● What you need to do
Check every line of the entries below for the word "name", and copy the ones that have it.

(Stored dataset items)
---

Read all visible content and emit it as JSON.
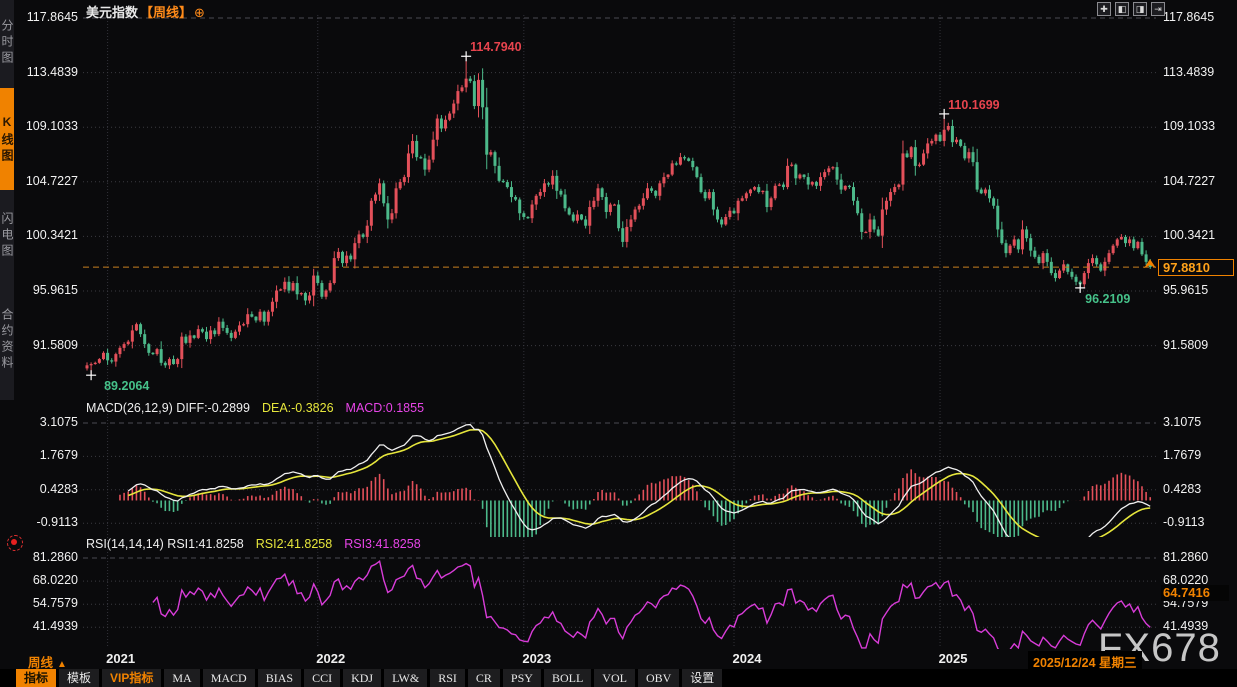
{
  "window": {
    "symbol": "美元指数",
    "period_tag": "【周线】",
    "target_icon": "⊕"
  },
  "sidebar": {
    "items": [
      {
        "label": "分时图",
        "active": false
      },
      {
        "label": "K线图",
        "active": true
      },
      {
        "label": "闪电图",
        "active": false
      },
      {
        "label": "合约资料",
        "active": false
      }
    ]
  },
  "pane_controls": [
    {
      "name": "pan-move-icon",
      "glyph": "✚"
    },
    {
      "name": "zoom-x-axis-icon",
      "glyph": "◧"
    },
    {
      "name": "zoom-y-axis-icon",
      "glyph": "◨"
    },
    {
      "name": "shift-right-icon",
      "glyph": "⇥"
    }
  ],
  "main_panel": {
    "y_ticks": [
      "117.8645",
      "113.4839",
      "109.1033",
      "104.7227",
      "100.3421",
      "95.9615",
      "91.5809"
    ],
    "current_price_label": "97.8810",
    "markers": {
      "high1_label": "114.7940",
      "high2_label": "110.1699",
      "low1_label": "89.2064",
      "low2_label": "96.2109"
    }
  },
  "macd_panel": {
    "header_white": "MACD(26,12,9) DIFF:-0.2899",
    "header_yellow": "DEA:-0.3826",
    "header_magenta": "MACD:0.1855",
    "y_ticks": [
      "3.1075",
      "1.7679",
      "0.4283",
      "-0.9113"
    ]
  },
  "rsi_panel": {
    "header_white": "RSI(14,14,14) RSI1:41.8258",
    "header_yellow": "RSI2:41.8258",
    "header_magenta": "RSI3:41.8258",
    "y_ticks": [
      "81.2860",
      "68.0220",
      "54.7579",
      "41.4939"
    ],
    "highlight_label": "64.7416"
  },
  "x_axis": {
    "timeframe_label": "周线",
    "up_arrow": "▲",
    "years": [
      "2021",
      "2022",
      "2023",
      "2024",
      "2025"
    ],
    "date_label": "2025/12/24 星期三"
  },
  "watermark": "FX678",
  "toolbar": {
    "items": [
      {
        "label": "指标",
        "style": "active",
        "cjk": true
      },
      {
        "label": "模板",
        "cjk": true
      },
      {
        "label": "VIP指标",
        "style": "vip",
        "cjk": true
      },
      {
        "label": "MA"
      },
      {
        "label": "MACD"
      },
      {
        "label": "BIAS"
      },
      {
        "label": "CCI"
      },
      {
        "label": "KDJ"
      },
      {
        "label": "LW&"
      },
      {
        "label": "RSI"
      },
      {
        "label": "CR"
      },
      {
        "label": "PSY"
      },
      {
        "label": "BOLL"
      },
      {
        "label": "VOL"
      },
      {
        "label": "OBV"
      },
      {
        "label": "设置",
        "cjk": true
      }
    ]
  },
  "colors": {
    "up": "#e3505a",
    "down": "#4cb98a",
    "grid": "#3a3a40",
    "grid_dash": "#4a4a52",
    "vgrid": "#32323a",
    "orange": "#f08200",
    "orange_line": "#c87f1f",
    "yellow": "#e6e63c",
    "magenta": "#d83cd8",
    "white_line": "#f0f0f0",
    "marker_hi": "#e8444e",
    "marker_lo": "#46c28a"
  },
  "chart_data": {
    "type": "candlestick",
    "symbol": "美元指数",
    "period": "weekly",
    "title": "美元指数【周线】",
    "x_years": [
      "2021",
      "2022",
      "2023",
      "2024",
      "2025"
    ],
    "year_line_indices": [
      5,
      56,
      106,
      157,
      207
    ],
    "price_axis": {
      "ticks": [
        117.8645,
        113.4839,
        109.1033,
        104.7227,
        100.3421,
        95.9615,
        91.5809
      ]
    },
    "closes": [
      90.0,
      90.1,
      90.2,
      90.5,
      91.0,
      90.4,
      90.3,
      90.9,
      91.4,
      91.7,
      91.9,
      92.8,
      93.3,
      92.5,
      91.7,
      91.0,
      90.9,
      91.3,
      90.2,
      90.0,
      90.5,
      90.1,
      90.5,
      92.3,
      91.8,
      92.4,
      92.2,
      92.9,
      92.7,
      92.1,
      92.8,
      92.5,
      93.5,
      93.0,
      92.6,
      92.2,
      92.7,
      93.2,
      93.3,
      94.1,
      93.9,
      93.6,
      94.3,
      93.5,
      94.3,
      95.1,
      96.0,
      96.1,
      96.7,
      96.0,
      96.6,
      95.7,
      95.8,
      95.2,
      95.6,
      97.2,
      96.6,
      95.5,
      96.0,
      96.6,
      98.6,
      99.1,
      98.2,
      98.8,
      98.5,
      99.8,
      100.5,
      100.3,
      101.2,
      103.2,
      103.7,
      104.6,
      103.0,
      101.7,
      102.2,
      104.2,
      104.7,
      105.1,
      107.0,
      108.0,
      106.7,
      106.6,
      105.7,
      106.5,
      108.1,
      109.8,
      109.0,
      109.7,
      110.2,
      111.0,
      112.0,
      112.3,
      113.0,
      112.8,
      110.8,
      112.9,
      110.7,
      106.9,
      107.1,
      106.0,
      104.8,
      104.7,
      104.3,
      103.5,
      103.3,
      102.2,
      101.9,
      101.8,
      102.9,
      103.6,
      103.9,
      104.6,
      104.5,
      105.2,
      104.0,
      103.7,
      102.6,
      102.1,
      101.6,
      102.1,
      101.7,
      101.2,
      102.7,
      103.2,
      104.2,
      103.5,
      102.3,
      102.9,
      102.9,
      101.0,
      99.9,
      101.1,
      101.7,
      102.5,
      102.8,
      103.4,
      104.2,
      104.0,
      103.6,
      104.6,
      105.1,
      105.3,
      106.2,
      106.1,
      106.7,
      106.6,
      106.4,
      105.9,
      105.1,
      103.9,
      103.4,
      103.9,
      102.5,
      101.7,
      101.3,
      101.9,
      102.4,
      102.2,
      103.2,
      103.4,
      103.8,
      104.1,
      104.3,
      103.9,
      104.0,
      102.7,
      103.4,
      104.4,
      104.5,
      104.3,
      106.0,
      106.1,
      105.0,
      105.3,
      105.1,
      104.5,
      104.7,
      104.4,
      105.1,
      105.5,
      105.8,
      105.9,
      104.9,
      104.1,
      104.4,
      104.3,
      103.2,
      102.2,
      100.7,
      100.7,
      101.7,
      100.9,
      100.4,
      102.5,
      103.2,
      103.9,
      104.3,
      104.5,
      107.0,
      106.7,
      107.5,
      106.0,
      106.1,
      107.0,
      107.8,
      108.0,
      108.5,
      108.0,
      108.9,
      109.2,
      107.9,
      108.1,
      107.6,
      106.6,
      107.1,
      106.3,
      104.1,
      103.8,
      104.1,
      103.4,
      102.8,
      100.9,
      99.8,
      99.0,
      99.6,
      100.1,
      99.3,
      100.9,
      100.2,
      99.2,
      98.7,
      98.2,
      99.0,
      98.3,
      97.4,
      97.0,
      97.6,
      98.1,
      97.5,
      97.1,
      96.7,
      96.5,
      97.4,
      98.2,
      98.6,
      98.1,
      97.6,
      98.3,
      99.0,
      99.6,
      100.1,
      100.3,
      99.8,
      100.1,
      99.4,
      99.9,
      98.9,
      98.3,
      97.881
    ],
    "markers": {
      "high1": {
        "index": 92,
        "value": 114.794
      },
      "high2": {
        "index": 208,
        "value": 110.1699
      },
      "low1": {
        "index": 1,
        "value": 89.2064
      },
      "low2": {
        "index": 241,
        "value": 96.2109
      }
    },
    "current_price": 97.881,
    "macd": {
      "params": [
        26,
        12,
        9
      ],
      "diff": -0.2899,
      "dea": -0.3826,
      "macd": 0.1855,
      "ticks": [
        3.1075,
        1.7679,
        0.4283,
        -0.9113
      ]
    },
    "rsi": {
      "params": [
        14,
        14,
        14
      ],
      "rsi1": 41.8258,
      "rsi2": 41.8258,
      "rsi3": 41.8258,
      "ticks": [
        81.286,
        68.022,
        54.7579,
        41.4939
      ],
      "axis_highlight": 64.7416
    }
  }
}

---

● Correct response
      "name": "pan-move-icon",
      "name": "zoom-x-axis-icon",
      "name": "zoom-y-axis-icon",
      "name": "shift-right-icon",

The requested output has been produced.